**To be done**
Your task is to print every entry below exactly as given.

**Records shown**
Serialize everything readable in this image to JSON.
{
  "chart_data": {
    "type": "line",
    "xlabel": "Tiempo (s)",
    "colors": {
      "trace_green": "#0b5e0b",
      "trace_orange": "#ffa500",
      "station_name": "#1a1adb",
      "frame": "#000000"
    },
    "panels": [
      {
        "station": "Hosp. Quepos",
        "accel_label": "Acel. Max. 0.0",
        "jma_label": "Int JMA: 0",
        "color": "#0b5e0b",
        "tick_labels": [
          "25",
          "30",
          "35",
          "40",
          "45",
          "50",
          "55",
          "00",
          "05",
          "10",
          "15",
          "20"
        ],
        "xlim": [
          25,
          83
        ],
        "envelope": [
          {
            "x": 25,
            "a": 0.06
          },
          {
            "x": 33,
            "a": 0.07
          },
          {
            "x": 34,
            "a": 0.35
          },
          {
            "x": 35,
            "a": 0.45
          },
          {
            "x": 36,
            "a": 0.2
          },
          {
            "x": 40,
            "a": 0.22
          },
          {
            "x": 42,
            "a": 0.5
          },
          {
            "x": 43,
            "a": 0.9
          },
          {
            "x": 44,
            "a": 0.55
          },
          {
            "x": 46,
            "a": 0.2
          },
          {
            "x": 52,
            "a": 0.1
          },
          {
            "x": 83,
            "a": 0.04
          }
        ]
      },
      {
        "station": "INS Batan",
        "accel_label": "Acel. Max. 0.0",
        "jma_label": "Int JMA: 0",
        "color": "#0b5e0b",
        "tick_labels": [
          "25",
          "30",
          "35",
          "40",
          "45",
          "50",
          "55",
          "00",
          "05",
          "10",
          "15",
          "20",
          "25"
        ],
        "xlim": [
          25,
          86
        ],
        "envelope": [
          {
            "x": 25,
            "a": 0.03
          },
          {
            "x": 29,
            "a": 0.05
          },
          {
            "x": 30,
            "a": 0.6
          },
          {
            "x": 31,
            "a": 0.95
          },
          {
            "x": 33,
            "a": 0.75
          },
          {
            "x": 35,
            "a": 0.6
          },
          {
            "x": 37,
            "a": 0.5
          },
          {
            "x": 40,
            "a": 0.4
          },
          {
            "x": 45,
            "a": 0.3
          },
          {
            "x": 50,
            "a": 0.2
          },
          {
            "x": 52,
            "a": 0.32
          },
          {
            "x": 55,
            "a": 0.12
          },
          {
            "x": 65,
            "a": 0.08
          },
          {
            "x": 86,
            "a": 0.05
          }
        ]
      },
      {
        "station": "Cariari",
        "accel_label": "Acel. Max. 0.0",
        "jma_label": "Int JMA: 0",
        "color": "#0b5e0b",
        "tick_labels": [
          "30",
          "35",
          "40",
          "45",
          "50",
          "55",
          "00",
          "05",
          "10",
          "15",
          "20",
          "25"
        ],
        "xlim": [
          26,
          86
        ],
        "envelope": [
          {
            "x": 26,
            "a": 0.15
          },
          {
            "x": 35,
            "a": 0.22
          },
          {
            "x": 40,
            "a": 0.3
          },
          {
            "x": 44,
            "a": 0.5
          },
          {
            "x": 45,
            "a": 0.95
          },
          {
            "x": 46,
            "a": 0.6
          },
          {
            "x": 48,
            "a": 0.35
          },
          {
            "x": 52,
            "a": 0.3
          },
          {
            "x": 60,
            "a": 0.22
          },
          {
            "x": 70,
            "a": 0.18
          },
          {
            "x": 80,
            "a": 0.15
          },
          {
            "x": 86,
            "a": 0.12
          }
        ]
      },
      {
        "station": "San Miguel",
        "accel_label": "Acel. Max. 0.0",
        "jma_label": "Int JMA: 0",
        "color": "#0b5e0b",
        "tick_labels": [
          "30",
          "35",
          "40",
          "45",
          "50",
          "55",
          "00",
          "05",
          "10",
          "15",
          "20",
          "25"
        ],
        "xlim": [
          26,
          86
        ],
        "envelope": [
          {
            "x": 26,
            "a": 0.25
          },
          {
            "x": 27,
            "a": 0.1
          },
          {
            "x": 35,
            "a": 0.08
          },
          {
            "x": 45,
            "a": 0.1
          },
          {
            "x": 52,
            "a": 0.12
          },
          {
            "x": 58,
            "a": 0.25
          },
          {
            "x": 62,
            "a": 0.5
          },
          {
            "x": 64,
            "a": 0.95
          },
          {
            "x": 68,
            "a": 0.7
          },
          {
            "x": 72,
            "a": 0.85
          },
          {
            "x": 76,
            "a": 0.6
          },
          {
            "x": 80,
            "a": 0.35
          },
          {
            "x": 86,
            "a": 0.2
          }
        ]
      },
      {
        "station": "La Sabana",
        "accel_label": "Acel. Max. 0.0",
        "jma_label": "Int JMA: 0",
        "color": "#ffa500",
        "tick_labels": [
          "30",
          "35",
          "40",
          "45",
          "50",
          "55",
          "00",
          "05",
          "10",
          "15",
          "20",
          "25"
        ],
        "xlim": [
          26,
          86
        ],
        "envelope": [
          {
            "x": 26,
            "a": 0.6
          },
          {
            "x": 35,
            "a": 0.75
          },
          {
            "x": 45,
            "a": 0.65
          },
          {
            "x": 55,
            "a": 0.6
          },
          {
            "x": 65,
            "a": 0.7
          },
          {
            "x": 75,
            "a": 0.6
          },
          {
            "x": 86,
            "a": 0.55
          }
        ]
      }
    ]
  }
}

**Correct answer**
Serialize everything readable in this image to JSON.
{
  "chart_data": {
    "type": "line",
    "xlabel": "Tiempo (s)",
    "colors": {
      "trace_green": "#0b5e0b",
      "trace_orange": "#ffa500",
      "station_name": "#1a1adb",
      "frame": "#000000"
    },
    "panels": [
      {
        "station": "Hosp. Quepos",
        "accel_label": "Acel. Max. 0.0",
        "jma_label": "Int JMA: 0",
        "color": "#0b5e0b",
        "tick_labels": [
          "25",
          "30",
          "35",
          "40",
          "45",
          "50",
          "55",
          "00",
          "05",
          "10",
          "15",
          "20"
        ],
        "xlim": [
          25,
          83
        ],
        "envelope": [
          {
            "x": 25,
            "a": 0.06
          },
          {
            "x": 33,
            "a": 0.07
          },
          {
            "x": 34,
            "a": 0.35
          },
          {
            "x": 35,
            "a": 0.45
          },
          {
            "x": 36,
            "a": 0.2
          },
          {
            "x": 40,
            "a": 0.22
          },
          {
            "x": 42,
            "a": 0.5
          },
          {
            "x": 43,
            "a": 0.9
          },
          {
            "x": 44,
            "a": 0.55
          },
          {
            "x": 46,
            "a": 0.2
          },
          {
            "x": 52,
            "a": 0.1
          },
          {
            "x": 83,
            "a": 0.04
          }
        ]
      },
      {
        "station": "INS Batan",
        "accel_label": "Acel. Max. 0.0",
        "jma_label": "Int JMA: 0",
        "color": "#0b5e0b",
        "tick_labels": [
          "25",
          "30",
          "35",
          "40",
          "45",
          "50",
          "55",
          "00",
          "05",
          "10",
          "15",
          "20",
          "25"
        ],
        "xlim": [
          25,
          86
        ],
        "envelope": [
          {
            "x": 25,
            "a": 0.03
          },
          {
            "x": 29,
            "a": 0.05
          },
          {
            "x": 30,
            "a": 0.6
          },
          {
            "x": 31,
            "a": 0.95
          },
          {
            "x": 33,
            "a": 0.75
          },
          {
            "x": 35,
            "a": 0.6
          },
          {
            "x": 37,
            "a": 0.5
          },
          {
            "x": 40,
            "a": 0.4
          },
          {
            "x": 45,
            "a": 0.3
          },
          {
            "x": 50,
            "a": 0.2
          },
          {
            "x": 52,
            "a": 0.32
          },
          {
            "x": 55,
            "a": 0.12
          },
          {
            "x": 65,
            "a": 0.08
          },
          {
            "x": 86,
            "a": 0.05
          }
        ]
      },
      {
        "station": "Cariari",
        "accel_label": "Acel. Max. 0.0",
        "jma_label": "Int JMA: 0",
        "color": "#0b5e0b",
        "tick_labels": [
          "30",
          "35",
          "40",
          "45",
          "50",
          "55",
          "00",
          "05",
          "10",
          "15",
          "20",
          "25"
        ],
        "xlim": [
          26,
          86
        ],
        "envelope": [
          {
            "x": 26,
            "a": 0.15
          },
          {
            "x": 35,
            "a": 0.22
          },
          {
            "x": 40,
            "a": 0.3
          },
          {
            "x": 44,
            "a": 0.5
          },
          {
            "x": 45,
            "a": 0.95
          },
          {
            "x": 46,
            "a": 0.6
          },
          {
            "x": 48,
            "a": 0.35
          },
          {
            "x": 52,
            "a": 0.3
          },
          {
            "x": 60,
            "a": 0.22
          },
          {
            "x": 70,
            "a": 0.18
          },
          {
            "x": 80,
            "a": 0.15
          },
          {
            "x": 86,
            "a": 0.12
          }
        ]
      },
      {
        "station": "San Miguel",
        "accel_label": "Acel. Max. 0.0",
        "jma_label": "Int JMA: 0",
        "color": "#0b5e0b",
        "tick_labels": [
          "30",
          "35",
          "40",
          "45",
          "50",
          "55",
          "00",
          "05",
          "10",
          "15",
          "20",
          "25"
        ],
        "xlim": [
          26,
          86
        ],
        "envelope": [
          {
            "x": 26,
            "a": 0.25
          },
          {
            "x": 27,
            "a": 0.1
          },
          {
            "x": 35,
            "a": 0.08
          },
          {
            "x": 45,
            "a": 0.1
          },
          {
            "x": 52,
            "a": 0.12
          },
          {
            "x": 58,
            "a": 0.25
          },
          {
            "x": 62,
            "a": 0.5
          },
          {
            "x": 64,
            "a": 0.95
          },
          {
            "x": 68,
            "a": 0.7
          },
          {
            "x": 72,
            "a": 0.85
          },
          {
            "x": 76,
            "a": 0.6
          },
          {
            "x": 80,
            "a": 0.35
          },
          {
            "x": 86,
            "a": 0.2
          }
        ]
      },
      {
        "station": "La Sabana",
        "accel_label": "Acel. Max. 0.0",
        "jma_label": "Int JMA: 0",
        "color": "#ffa500",
        "tick_labels": [
          "30",
          "35",
          "40",
          "45",
          "50",
          "55",
          "00",
          "05",
          "10",
          "15",
          "20",
          "25"
        ],
        "xlim": [
          26,
          86
        ],
        "envelope": [
          {
            "x": 26,
            "a": 0.6
          },
          {
            "x": 35,
            "a": 0.75
          },
          {
            "x": 45,
            "a": 0.65
          },
          {
            "x": 55,
            "a": 0.6
          },
          {
            "x": 65,
            "a": 0.7
          },
          {
            "x": 75,
            "a": 0.6
          },
          {
            "x": 86,
            "a": 0.55
          }
        ]
      }
    ]
  }
}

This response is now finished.